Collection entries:
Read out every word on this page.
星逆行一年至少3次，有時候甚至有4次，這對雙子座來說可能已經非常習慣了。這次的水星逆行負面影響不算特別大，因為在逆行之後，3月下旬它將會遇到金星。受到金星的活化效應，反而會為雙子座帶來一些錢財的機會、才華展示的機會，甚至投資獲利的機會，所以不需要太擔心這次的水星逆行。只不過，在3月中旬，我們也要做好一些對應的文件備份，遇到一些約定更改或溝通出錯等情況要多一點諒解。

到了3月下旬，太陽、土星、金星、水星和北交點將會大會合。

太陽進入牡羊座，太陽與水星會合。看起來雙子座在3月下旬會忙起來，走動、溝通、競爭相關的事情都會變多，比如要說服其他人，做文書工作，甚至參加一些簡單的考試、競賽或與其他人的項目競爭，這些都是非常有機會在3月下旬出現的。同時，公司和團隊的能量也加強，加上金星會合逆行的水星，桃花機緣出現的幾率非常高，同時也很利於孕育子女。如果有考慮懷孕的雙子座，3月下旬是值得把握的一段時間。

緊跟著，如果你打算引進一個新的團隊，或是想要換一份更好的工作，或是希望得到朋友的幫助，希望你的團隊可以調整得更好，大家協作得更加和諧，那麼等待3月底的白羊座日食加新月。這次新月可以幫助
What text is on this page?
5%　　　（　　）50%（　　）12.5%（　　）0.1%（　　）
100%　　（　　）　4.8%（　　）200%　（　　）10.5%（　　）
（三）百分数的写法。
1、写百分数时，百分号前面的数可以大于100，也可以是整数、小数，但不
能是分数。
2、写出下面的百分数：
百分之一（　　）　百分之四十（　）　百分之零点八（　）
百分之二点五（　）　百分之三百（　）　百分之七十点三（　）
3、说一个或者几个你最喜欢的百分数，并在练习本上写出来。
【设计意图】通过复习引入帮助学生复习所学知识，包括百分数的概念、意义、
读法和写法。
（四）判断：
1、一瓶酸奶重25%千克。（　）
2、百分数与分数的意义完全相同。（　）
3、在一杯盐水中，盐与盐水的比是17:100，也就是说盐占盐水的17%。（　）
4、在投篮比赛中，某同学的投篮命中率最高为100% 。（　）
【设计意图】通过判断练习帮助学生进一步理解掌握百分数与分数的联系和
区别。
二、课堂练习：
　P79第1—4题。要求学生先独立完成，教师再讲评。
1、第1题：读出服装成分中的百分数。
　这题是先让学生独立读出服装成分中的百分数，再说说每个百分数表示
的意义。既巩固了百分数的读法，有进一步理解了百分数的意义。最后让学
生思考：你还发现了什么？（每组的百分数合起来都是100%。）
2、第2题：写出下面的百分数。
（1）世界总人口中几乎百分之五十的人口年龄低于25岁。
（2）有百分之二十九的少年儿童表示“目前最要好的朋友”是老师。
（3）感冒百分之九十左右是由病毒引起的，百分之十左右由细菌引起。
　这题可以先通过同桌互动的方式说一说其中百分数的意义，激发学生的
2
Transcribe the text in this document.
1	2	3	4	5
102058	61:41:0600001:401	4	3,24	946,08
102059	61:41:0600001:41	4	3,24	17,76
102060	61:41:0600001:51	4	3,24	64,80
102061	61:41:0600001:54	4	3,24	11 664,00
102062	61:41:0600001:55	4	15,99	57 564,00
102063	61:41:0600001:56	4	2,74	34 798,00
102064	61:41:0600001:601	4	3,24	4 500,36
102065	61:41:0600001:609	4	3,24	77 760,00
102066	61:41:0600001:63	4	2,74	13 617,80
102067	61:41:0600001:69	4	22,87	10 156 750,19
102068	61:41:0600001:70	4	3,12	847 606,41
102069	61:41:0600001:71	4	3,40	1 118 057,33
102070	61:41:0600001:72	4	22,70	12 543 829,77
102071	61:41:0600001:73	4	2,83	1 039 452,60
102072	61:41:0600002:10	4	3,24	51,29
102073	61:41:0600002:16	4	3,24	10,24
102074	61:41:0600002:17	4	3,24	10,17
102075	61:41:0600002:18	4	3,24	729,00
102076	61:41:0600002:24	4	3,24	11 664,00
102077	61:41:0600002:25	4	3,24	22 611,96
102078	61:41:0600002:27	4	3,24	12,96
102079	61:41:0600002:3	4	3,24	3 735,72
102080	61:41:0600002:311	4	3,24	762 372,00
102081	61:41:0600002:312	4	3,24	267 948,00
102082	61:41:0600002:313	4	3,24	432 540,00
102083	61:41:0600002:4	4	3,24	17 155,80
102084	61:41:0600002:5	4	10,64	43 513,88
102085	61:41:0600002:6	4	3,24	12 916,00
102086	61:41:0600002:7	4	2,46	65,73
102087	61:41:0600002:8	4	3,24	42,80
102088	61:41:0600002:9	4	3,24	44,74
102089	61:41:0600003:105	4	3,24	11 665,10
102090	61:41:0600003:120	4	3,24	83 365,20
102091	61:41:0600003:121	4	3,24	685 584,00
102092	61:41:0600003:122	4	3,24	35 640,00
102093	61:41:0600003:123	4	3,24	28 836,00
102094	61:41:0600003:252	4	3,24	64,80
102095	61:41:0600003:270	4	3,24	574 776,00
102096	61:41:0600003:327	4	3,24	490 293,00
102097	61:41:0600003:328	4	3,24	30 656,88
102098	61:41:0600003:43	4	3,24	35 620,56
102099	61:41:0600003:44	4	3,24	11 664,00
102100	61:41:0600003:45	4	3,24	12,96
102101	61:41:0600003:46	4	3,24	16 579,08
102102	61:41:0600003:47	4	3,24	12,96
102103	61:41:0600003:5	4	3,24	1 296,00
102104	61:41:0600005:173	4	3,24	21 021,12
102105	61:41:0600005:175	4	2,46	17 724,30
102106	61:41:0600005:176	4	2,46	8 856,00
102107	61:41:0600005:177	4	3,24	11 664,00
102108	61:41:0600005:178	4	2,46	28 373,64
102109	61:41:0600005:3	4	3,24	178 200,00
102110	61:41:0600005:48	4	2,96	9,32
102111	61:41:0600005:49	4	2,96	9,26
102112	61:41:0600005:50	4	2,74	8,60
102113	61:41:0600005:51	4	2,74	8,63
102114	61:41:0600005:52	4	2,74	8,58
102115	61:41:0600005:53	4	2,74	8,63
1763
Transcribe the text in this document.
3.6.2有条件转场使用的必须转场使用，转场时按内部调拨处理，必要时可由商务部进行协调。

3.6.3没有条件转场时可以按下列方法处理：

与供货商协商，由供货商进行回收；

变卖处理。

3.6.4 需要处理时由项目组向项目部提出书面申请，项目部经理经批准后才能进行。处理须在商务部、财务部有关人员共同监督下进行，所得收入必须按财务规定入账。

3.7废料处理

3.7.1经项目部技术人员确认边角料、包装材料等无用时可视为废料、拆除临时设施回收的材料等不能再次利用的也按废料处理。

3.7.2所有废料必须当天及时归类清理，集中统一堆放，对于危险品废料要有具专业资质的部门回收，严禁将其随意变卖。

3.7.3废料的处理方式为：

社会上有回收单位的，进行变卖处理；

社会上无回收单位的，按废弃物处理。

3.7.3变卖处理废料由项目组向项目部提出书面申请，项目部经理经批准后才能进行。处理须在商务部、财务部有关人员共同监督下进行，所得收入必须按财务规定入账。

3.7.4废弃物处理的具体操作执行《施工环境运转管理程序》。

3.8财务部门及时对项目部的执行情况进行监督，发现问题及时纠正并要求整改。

- STATED PROBLEM -
Output nothing but the number of lines in the data containing the string "处理须在商务部".

- EXERCISE OUTPUT -
2